* [Direction]
Report the count of lines below that include "version", without any other text.

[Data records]
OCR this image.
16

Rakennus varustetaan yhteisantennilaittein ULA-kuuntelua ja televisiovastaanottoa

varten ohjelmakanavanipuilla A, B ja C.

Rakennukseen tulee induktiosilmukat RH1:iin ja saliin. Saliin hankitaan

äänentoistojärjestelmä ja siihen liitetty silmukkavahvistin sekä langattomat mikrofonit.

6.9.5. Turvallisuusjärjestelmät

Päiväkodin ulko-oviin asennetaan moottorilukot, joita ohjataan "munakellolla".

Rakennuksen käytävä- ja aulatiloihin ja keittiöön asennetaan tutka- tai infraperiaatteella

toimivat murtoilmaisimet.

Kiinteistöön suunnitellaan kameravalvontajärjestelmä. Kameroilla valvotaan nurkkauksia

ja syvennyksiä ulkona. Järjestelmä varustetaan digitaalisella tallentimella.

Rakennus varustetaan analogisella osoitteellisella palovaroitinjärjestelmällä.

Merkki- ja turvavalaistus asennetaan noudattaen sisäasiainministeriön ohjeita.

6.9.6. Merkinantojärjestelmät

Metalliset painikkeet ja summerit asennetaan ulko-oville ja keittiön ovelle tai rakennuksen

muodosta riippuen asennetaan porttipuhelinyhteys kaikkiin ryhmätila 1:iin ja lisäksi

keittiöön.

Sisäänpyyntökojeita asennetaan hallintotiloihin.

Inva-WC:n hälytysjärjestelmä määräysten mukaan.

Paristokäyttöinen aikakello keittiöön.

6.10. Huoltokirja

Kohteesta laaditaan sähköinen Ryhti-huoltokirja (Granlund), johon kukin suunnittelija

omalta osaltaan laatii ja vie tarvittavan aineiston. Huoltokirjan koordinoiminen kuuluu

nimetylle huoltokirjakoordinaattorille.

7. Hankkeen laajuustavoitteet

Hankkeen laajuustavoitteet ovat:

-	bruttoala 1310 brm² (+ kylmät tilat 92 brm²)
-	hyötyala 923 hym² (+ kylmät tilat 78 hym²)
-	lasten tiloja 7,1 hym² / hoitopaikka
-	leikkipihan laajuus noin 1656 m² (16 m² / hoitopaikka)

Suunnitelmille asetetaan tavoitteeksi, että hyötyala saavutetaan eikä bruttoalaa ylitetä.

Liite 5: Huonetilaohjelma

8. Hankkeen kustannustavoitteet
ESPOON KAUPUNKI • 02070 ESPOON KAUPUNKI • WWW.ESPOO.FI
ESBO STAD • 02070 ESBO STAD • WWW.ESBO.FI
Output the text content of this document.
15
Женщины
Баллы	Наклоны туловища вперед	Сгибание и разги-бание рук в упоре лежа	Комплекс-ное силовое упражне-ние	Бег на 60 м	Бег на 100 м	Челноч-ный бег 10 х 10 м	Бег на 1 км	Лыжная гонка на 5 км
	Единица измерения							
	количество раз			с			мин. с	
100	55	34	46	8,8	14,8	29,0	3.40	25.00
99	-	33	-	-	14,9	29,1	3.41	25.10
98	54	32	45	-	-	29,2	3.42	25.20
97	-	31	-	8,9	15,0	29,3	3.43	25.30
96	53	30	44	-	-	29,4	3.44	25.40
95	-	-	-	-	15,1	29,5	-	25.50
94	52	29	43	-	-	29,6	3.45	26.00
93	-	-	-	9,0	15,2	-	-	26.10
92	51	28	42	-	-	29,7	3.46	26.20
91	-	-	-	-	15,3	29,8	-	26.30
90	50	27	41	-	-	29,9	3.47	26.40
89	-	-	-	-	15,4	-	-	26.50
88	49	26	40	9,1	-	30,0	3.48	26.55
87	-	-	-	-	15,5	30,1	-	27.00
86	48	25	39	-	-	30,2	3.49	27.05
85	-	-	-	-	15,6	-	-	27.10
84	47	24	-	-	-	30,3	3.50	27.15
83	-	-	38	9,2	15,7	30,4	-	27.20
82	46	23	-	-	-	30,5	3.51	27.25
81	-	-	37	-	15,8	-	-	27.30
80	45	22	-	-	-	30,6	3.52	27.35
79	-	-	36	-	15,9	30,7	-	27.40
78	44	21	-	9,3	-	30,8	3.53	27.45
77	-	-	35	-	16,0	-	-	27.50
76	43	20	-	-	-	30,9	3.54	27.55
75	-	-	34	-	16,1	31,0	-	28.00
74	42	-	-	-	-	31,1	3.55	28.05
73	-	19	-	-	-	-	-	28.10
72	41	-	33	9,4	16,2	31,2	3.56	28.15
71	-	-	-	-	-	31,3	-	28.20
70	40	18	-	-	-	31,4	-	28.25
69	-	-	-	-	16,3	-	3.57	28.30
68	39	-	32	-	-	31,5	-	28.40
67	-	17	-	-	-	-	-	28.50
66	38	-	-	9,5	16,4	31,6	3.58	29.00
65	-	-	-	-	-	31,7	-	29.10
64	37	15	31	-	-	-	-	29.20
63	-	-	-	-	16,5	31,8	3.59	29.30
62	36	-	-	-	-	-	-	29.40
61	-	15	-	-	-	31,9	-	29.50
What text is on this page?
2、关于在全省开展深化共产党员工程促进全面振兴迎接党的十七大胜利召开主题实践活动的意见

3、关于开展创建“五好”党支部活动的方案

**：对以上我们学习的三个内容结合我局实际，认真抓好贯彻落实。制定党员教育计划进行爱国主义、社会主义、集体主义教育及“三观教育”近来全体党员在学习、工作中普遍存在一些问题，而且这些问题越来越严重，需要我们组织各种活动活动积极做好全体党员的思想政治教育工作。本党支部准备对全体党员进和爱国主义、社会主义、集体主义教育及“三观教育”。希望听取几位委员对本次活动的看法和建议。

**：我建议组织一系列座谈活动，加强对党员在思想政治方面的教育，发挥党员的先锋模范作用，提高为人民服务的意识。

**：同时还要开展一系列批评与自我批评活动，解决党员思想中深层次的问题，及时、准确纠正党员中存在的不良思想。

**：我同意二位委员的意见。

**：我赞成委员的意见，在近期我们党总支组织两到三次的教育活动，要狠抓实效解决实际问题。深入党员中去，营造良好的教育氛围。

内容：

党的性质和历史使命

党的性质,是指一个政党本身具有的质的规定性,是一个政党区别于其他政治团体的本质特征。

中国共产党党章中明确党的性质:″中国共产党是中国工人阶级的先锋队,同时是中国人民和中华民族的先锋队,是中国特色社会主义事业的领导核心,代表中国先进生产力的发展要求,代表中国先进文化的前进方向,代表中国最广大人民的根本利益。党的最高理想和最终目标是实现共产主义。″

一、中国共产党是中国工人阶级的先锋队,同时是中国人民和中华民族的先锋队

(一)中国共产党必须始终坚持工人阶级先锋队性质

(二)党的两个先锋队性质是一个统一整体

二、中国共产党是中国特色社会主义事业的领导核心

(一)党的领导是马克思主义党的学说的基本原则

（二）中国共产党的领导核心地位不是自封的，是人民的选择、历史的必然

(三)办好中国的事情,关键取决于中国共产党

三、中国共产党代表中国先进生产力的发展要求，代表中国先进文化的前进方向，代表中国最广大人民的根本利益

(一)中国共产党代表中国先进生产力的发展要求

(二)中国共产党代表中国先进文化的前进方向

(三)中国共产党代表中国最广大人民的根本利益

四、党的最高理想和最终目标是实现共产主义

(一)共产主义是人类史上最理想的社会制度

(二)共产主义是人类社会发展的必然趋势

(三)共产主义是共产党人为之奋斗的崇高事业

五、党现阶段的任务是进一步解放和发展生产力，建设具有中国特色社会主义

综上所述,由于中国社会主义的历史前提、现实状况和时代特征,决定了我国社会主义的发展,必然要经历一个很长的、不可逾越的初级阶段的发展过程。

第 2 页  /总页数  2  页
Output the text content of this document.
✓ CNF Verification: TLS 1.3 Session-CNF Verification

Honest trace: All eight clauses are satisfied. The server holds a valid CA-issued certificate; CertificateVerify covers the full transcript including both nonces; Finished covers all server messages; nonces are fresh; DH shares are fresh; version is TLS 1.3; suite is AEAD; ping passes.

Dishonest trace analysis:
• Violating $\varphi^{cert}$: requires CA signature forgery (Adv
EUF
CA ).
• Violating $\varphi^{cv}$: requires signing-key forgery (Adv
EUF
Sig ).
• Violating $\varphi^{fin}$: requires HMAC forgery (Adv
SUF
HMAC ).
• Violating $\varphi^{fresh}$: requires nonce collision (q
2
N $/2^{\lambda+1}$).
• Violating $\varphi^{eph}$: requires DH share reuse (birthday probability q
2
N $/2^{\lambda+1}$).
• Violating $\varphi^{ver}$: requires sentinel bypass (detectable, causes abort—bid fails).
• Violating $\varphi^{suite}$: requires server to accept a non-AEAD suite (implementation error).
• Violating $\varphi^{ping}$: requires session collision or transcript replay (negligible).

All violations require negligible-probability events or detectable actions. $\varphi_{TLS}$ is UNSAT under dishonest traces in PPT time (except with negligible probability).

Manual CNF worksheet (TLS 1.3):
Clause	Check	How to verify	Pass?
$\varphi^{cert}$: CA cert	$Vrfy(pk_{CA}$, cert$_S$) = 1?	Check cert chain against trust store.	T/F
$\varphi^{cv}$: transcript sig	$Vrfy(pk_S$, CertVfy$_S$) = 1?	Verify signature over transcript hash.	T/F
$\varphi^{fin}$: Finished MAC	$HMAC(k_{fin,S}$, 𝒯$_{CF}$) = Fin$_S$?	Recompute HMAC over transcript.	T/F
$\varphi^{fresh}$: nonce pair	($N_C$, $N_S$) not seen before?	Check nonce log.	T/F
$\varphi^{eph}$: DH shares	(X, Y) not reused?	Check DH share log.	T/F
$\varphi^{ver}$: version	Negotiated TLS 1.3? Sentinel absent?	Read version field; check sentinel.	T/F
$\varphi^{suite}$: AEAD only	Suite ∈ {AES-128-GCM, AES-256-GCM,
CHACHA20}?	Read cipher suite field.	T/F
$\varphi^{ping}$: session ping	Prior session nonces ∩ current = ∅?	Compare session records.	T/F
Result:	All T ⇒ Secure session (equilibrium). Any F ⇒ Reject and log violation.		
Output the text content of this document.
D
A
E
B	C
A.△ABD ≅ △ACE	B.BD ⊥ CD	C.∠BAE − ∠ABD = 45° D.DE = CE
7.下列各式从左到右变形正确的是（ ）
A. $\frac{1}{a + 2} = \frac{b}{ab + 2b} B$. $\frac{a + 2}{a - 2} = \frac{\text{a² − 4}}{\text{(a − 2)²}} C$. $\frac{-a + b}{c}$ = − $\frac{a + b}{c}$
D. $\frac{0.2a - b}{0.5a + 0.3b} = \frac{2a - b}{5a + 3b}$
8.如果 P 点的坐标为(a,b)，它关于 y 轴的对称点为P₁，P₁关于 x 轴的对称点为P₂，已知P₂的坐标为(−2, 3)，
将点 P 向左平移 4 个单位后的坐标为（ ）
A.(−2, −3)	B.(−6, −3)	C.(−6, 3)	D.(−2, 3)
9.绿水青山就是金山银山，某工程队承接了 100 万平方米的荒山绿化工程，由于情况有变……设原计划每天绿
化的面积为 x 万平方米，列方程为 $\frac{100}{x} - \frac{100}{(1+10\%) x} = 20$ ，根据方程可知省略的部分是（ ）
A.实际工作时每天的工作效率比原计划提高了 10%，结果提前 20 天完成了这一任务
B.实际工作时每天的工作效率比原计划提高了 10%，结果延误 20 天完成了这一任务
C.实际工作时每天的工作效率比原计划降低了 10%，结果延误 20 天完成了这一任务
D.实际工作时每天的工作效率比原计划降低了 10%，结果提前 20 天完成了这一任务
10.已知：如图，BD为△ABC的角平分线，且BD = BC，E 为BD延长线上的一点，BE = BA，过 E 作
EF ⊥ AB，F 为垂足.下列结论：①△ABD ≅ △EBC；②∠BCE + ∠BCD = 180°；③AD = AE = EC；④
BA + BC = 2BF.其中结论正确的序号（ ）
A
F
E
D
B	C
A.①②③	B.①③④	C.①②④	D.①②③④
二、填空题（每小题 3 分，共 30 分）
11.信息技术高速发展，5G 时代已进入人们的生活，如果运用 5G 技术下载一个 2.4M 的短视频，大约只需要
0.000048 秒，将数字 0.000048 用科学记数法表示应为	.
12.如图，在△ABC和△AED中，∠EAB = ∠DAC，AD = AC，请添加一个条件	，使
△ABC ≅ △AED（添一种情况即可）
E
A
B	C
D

* [Right answer]
2